* BEGIN Records for the exercise *

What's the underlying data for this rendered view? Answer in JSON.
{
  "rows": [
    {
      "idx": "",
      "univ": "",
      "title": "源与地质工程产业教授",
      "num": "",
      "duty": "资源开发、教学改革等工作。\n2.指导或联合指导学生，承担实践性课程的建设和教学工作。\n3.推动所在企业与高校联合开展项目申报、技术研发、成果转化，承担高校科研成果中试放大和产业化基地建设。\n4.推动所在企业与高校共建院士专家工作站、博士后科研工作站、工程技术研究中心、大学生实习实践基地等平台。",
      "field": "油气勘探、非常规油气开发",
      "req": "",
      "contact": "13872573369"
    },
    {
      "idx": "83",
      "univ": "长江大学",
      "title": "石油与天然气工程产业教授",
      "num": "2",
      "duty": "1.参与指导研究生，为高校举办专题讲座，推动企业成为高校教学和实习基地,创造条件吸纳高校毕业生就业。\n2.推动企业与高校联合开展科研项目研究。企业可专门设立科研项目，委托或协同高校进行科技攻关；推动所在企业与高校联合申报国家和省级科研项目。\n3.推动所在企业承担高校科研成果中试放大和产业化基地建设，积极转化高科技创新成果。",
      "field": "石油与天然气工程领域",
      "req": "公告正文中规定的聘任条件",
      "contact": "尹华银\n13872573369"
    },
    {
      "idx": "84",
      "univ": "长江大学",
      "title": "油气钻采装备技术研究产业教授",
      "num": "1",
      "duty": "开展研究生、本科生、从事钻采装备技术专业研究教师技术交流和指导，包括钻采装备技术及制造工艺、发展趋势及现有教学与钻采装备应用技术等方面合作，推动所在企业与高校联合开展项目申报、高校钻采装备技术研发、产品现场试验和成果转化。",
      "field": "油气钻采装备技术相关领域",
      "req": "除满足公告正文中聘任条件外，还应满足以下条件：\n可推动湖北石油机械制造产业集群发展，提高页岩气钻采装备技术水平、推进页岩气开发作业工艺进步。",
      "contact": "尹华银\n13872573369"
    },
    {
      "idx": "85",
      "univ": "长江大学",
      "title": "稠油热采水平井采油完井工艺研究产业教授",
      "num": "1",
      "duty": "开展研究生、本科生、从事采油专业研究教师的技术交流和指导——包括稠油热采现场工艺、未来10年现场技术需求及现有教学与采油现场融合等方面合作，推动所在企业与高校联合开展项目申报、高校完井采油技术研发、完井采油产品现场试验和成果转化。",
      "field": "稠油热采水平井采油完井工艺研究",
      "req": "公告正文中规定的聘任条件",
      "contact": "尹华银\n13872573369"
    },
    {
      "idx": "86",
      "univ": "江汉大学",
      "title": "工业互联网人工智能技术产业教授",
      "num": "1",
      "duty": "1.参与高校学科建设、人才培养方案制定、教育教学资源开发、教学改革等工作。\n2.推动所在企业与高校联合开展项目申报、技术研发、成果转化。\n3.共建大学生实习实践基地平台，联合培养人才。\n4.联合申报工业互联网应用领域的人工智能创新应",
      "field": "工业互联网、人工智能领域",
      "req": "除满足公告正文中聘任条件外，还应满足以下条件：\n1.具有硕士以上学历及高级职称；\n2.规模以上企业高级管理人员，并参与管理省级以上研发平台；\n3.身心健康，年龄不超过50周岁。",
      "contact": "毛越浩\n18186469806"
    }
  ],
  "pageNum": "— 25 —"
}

* END Records for the exercise *

Write the complete data out, exactly as above.

> **Solution for this exercise**:
What's the underlying data for this rendered view? Answer in JSON.
{
  "rows": [
    {
      "idx": "",
      "univ": "",
      "title": "源与地质工程产业教授",
      "num": "",
      "duty": "资源开发、教学改革等工作。\n2.指导或联合指导学生，承担实践性课程的建设和教学工作。\n3.推动所在企业与高校联合开展项目申报、技术研发、成果转化，承担高校科研成果中试放大和产业化基地建设。\n4.推动所在企业与高校共建院士专家工作站、博士后科研工作站、工程技术研究中心、大学生实习实践基地等平台。",
      "field": "油气勘探、非常规油气开发",
      "req": "",
      "contact": "13872573369"
    },
    {
      "idx": "83",
      "univ": "长江大学",
      "title": "石油与天然气工程产业教授",
      "num": "2",
      "duty": "1.参与指导研究生，为高校举办专题讲座，推动企业成为高校教学和实习基地,创造条件吸纳高校毕业生就业。\n2.推动企业与高校联合开展科研项目研究。企业可专门设立科研项目，委托或协同高校进行科技攻关；推动所在企业与高校联合申报国家和省级科研项目。\n3.推动所在企业承担高校科研成果中试放大和产业化基地建设，积极转化高科技创新成果。",
      "field": "石油与天然气工程领域",
      "req": "公告正文中规定的聘任条件",
      "contact": "尹华银\n13872573369"
    },
    {
      "idx": "84",
      "univ": "长江大学",
      "title": "油气钻采装备技术研究产业教授",
      "num": "1",
      "duty": "开展研究生、本科生、从事钻采装备技术专业研究教师技术交流和指导，包括钻采装备技术及制造工艺、发展趋势及现有教学与钻采装备应用技术等方面合作，推动所在企业与高校联合开展项目申报、高校钻采装备技术研发、产品现场试验和成果转化。",
      "field": "油气钻采装备技术相关领域",
      "req": "除满足公告正文中聘任条件外，还应满足以下条件：\n可推动湖北石油机械制造产业集群发展，提高页岩气钻采装备技术水平、推进页岩气开发作业工艺进步。",
      "contact": "尹华银\n13872573369"
    },
    {
      "idx": "85",
      "univ": "长江大学",
      "title": "稠油热采水平井采油完井工艺研究产业教授",
      "num": "1",
      "duty": "开展研究生、本科生、从事采油专业研究教师的技术交流和指导——包括稠油热采现场工艺、未来10年现场技术需求及现有教学与采油现场融合等方面合作，推动所在企业与高校联合开展项目申报、高校完井采油技术研发、完井采油产品现场试验和成果转化。",
      "field": "稠油热采水平井采油完井工艺研究",
      "req": "公告正文中规定的聘任条件",
      "contact": "尹华银\n13872573369"
    },
    {
      "idx": "86",
      "univ": "江汉大学",
      "title": "工业互联网人工智能技术产业教授",
      "num": "1",
      "duty": "1.参与高校学科建设、人才培养方案制定、教育教学资源开发、教学改革等工作。\n2.推动所在企业与高校联合开展项目申报、技术研发、成果转化。\n3.共建大学生实习实践基地平台，联合培养人才。\n4.联合申报工业互联网应用领域的人工智能创新应",
      "field": "工业互联网、人工智能领域",
      "req": "除满足公告正文中聘任条件外，还应满足以下条件：\n1.具有硕士以上学历及高级职称；\n2.规模以上企业高级管理人员，并参与管理省级以上研发平台；\n3.身心健康，年龄不超过50周岁。",
      "contact": "毛越浩\n18186469806"
    }
  ],
  "pageNum": "— 25 —"
}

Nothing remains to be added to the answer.